-------- Records provided

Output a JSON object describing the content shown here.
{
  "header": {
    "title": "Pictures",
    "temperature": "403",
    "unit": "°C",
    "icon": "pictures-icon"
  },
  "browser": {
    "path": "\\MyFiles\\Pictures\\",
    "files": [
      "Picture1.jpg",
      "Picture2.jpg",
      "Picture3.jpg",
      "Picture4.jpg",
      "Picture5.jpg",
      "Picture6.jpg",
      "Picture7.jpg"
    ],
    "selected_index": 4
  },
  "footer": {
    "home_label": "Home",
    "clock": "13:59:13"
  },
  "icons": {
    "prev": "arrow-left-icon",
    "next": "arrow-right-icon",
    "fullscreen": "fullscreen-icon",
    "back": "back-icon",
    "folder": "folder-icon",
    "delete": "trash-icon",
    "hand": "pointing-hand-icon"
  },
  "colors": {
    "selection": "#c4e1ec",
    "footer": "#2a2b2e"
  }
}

----------------

Work out how many lines of the listing above include "arrow". Answer with the number and nothing more.

2